* Begin Source material *
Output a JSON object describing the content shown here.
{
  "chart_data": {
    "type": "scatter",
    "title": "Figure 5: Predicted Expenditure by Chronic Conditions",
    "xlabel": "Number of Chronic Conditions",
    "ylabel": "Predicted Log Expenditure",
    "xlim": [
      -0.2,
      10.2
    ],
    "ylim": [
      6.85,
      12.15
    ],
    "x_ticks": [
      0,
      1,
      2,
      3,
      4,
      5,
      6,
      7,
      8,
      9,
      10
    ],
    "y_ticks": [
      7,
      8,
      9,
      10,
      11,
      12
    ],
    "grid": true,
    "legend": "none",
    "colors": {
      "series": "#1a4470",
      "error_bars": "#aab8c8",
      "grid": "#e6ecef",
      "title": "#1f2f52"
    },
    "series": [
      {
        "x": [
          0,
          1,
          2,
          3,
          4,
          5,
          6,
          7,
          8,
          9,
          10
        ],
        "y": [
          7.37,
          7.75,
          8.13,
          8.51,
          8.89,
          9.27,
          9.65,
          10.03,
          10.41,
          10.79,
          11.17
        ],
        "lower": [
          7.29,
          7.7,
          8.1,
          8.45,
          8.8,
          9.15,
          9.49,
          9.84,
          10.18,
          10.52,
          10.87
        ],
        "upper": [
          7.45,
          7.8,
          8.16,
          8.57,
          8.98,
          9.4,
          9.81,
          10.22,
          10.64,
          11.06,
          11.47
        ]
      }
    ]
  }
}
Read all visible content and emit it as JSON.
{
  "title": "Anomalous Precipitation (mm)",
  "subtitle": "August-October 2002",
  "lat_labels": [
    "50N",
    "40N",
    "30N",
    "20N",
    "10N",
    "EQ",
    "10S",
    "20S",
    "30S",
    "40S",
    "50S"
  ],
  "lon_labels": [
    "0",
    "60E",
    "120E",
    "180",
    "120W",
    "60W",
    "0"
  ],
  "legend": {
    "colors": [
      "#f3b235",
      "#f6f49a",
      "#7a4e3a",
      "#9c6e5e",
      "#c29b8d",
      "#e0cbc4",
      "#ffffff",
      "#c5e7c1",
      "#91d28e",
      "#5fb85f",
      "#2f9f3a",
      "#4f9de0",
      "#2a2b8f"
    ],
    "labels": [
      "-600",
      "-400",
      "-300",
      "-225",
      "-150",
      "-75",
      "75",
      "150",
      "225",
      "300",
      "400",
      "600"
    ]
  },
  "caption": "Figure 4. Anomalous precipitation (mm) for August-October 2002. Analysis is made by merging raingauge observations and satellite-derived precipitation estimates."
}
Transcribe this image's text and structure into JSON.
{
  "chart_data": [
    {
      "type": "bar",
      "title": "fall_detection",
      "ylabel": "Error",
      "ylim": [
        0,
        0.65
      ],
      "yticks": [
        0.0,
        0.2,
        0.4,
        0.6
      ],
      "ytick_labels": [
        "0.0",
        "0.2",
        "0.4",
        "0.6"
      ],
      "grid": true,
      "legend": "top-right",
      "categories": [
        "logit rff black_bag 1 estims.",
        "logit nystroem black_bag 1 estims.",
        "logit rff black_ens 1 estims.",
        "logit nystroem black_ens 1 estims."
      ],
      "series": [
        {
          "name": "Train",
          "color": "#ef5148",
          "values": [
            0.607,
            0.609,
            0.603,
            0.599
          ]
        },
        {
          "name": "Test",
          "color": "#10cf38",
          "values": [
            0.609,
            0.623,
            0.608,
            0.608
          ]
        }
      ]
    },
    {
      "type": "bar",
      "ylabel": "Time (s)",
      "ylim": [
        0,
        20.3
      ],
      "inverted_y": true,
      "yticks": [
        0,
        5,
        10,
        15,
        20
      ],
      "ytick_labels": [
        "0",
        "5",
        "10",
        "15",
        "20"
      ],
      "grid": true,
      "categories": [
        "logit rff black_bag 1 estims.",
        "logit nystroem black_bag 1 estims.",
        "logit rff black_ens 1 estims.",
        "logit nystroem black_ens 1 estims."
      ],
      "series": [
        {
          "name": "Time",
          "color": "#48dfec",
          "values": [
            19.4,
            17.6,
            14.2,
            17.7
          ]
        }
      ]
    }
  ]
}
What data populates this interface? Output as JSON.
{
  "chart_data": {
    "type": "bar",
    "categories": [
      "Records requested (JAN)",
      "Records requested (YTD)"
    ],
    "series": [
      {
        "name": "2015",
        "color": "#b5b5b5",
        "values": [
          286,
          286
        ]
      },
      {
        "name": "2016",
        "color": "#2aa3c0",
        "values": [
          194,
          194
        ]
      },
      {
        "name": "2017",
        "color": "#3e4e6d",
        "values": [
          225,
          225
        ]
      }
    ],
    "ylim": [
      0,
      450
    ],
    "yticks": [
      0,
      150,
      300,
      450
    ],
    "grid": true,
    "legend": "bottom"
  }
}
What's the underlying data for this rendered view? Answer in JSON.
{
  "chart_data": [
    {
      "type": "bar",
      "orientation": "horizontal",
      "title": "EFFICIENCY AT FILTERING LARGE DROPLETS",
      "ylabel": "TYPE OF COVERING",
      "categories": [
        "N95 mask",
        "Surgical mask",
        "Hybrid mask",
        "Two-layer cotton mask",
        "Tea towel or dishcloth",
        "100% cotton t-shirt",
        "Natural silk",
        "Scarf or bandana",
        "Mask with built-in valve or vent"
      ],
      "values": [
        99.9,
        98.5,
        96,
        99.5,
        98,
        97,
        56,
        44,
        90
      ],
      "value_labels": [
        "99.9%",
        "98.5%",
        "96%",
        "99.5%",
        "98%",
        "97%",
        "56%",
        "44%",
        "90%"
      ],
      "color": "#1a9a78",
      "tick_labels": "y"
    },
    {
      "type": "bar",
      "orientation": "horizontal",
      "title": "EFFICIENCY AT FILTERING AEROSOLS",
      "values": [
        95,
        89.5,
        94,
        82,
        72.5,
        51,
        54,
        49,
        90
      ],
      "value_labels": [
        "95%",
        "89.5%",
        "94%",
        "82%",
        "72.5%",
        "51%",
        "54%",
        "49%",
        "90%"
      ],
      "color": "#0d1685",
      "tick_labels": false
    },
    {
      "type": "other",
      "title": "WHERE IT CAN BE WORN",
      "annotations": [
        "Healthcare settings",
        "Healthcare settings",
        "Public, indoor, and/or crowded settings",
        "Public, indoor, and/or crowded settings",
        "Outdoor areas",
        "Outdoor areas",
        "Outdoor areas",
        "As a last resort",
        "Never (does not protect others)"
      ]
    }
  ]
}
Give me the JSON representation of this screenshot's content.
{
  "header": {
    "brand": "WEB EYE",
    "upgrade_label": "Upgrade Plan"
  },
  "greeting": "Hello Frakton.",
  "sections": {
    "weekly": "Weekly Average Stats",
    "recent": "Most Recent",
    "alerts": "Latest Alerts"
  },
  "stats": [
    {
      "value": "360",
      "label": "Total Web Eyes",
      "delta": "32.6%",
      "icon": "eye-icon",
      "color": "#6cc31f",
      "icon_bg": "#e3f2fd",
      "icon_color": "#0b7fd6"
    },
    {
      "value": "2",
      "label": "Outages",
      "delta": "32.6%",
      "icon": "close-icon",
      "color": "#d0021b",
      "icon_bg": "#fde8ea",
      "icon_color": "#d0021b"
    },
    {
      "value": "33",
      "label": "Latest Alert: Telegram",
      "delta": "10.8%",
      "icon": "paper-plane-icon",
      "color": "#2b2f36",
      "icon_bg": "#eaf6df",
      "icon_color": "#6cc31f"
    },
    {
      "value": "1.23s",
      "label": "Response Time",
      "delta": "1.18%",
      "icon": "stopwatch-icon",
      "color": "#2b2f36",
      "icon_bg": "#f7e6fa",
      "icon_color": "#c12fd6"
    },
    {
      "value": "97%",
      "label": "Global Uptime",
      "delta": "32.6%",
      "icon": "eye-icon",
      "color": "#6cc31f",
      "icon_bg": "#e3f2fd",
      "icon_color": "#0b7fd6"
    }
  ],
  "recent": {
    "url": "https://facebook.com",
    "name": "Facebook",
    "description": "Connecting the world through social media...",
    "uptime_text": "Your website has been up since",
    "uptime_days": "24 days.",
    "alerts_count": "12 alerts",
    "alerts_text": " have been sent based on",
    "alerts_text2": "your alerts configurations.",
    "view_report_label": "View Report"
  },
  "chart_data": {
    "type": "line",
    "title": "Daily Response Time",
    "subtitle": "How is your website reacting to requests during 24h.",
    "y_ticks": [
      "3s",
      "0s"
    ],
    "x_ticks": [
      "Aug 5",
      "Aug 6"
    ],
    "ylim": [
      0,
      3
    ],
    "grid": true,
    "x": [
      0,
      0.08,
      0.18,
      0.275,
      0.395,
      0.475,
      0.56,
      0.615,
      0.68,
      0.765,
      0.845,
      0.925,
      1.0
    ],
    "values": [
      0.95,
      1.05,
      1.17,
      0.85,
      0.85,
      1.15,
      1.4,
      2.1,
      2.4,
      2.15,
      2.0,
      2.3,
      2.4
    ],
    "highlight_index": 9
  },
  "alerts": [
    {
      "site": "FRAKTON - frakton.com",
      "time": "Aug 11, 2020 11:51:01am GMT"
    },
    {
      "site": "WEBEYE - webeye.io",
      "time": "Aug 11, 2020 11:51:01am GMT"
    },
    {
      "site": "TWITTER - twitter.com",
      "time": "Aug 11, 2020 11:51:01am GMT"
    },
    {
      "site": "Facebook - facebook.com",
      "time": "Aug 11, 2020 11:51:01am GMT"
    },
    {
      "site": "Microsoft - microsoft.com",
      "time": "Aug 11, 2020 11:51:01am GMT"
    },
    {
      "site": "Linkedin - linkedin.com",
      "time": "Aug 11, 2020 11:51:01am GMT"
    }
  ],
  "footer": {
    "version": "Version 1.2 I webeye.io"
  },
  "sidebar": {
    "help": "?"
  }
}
* End Source material *
**Exercise:**
Pick out each line containing "What" and report it.

**Result of the task:**
What data populates this interface? Output as JSON.
What's the underlying data for this rendered view? Answer in JSON.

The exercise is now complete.